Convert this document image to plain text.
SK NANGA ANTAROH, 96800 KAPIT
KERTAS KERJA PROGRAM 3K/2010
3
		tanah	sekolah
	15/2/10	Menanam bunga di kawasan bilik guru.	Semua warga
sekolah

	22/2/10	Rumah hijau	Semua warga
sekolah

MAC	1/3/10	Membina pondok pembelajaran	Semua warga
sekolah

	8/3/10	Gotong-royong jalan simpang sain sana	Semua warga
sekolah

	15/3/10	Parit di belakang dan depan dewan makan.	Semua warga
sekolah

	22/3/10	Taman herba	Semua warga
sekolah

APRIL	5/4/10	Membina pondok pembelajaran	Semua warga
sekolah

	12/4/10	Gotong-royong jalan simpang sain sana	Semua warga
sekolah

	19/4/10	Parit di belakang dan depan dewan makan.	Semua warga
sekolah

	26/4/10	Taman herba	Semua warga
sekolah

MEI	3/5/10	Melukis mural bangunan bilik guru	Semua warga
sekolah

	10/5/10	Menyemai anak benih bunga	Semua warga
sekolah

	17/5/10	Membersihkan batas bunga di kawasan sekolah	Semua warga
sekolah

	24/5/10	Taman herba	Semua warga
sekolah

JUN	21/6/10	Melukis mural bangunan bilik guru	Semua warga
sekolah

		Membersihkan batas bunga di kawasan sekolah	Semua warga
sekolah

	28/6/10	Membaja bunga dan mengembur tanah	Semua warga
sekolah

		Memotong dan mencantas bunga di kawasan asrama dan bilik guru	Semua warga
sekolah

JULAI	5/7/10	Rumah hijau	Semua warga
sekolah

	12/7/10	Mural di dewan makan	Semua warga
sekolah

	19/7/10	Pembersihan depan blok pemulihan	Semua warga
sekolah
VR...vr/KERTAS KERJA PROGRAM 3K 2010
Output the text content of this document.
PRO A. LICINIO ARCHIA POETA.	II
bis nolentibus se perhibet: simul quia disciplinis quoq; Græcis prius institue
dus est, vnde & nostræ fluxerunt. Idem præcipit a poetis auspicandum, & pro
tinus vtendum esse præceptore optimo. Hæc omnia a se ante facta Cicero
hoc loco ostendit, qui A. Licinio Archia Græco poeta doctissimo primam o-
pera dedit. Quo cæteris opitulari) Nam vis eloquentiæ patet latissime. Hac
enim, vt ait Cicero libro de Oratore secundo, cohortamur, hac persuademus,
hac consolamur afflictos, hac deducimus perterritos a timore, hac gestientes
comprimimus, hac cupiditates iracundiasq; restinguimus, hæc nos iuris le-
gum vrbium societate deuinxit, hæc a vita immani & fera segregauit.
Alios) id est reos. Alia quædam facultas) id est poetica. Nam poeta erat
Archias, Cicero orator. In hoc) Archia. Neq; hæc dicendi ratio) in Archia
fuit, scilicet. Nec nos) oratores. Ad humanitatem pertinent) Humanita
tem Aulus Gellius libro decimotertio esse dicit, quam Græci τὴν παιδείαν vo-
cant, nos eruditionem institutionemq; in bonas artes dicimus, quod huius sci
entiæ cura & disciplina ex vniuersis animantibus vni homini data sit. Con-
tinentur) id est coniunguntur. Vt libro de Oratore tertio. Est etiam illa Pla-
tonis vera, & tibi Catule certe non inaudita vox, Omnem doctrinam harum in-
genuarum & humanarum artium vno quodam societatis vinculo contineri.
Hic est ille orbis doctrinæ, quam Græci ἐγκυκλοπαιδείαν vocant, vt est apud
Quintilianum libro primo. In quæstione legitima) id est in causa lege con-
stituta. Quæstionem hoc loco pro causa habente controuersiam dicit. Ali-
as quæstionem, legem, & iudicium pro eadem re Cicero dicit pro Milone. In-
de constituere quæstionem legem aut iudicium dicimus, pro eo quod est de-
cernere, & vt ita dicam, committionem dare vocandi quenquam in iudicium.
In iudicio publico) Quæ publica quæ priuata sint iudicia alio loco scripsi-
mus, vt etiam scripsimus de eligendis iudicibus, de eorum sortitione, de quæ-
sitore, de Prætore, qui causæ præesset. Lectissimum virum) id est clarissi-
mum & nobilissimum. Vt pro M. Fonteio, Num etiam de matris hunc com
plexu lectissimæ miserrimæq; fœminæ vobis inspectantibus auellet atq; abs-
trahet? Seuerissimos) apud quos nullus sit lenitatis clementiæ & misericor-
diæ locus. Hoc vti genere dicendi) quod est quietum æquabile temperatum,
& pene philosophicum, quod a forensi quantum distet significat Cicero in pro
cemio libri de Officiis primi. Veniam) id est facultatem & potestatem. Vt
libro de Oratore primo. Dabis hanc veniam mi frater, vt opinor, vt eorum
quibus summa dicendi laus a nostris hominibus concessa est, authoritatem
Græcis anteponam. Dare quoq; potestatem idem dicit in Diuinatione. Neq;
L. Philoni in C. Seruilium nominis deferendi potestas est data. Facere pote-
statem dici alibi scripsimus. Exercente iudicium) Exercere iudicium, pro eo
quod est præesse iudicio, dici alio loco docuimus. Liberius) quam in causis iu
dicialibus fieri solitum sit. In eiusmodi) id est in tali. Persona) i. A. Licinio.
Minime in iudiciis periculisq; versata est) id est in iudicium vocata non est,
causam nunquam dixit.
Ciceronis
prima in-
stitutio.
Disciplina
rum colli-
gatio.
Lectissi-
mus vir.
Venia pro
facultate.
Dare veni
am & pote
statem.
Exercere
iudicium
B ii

* _Written task_
Consider the entries above and return each line with the string "jalan".

* _Written response_
	8/3/10	Gotong-royong jalan simpang sain sana	Semua warga
	12/4/10	Gotong-royong jalan simpang sain sana	Semua warga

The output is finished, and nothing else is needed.